• **WHAT NEEDS TO BE DONE**:
Each line that holds the word "office" should be returned.

• **SUPPLIED RECORDS**:
************
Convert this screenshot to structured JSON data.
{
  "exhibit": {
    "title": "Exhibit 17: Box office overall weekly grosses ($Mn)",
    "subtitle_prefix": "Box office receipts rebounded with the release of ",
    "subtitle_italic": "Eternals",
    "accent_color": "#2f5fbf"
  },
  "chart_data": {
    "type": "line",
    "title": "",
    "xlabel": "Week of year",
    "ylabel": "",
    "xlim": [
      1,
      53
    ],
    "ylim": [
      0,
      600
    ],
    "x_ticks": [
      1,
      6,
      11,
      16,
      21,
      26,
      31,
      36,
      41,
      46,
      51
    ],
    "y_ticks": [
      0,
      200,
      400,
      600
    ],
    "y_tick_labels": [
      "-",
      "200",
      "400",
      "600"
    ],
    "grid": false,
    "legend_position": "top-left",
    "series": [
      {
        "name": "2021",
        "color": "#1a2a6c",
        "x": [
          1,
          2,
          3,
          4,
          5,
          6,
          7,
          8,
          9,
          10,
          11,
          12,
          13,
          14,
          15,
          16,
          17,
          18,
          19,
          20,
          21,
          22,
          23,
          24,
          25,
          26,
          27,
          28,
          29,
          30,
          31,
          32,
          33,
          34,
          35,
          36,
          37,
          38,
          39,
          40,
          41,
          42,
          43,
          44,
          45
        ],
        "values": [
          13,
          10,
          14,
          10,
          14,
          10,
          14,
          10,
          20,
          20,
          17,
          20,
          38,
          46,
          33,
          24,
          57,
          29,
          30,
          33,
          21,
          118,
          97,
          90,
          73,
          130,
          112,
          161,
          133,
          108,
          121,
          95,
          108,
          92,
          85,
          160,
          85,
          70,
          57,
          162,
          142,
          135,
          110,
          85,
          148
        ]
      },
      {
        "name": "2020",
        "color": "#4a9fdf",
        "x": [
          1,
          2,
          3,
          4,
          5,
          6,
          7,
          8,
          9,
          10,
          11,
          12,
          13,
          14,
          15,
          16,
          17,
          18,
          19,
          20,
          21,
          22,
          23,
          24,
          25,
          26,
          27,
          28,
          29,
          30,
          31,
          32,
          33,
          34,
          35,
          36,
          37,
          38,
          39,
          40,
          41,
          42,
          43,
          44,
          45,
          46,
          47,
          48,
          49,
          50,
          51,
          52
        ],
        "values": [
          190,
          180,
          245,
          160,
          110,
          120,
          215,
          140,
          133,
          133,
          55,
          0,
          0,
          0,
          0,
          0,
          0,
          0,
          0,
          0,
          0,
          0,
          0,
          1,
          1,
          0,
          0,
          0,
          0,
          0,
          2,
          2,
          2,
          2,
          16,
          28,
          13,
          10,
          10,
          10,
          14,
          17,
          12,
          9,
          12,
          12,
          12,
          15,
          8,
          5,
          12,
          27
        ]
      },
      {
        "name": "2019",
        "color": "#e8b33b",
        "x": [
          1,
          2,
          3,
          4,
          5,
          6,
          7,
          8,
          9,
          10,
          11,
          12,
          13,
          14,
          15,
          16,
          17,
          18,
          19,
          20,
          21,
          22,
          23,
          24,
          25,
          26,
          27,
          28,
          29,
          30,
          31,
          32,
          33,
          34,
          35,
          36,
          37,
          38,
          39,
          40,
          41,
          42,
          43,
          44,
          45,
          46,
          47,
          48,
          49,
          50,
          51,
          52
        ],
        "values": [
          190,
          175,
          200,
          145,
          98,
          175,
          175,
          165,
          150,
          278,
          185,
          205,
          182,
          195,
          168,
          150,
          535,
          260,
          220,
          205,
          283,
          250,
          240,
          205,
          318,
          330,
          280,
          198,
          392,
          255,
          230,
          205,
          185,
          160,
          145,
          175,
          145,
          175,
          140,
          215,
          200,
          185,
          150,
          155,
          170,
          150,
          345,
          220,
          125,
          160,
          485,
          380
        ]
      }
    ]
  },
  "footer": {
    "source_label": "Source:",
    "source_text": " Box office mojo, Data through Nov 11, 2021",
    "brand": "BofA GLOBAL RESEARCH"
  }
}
************
• **ANSWER BELOW**:
    "title": "Exhibit 17: Box office overall weekly grosses ($Mn)",
    "subtitle_prefix": "Box office receipts rebounded with the release of ",
    "source_text": " Box office mojo, Data through Nov 11, 2021",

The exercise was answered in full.